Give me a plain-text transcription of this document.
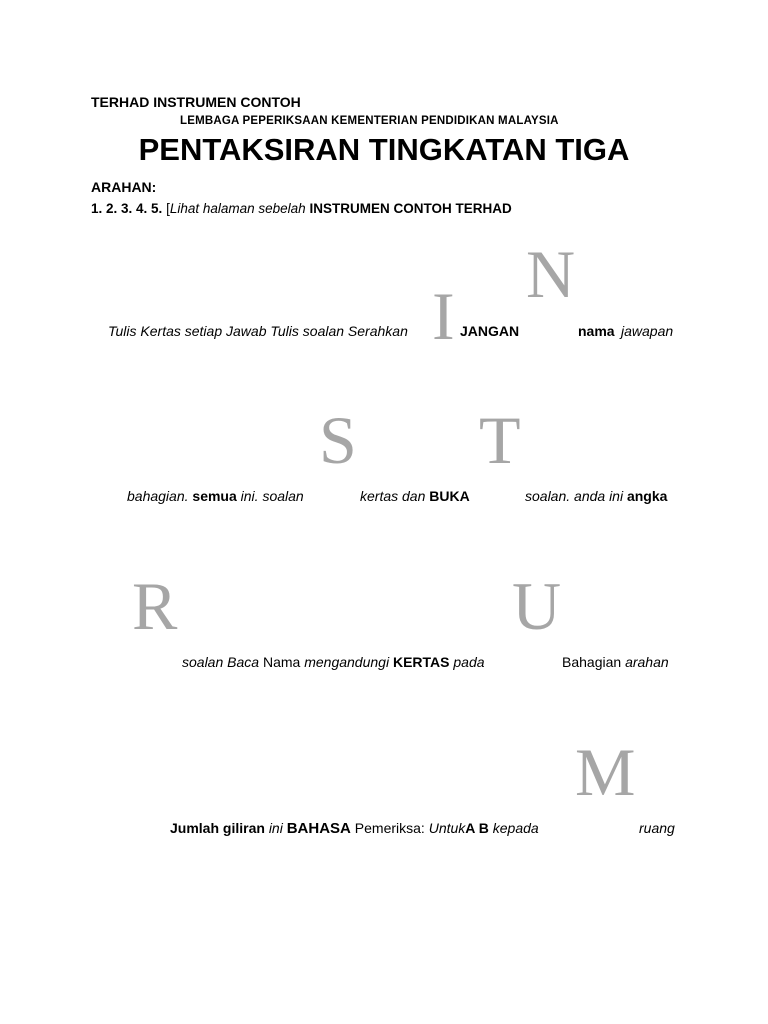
TERHAD INSTRUMEN CONTOH
LEMBAGA PEPERIKSAAN KEMENTERIAN PENDIDIKAN MALAYSIA
PENTAKSIRAN TINGKATAN TIGA
ARAHAN:
1. 2. 3. 4. 5. [Lihat halaman sebelah INSTRUMEN CONTOH TERHAD
I
N
S T
R	U
M
Tulis Kertas setiap Jawab Tulis soalan Serahkan	JANGAN	nama jawapan
bahagian. semua ini. soalan	kertas dan BUKA	soalan. anda ini angka
soalan Baca Nama mengandungi KERTAS pada	Bahagian arahan
Jumlah giliran ini BAHASA Pemeriksa: UntukA B kepada	ruang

· · · ·

Task details — Restate each entry word for word, please, but drop any images it holds.

Task response —
Give me a plain-text transcription of this document.
TERHAD INSTRUMEN CONTOH
LEMBAGA PEPERIKSAAN KEMENTERIAN PENDIDIKAN MALAYSIA
PENTAKSIRAN TINGKATAN TIGA
ARAHAN:
1. 2. 3. 4. 5. [Lihat halaman sebelah INSTRUMEN CONTOH TERHAD
I
N
S T
R	U
M
Tulis Kertas setiap Jawab Tulis soalan Serahkan	JANGAN	nama jawapan
bahagian. semua ini. soalan	kertas dan BUKA	soalan. anda ini angka
soalan Baca Nama mengandungi KERTAS pada	Bahagian arahan
Jumlah giliran ini BAHASA Pemeriksa: UntukA B kepada	ruang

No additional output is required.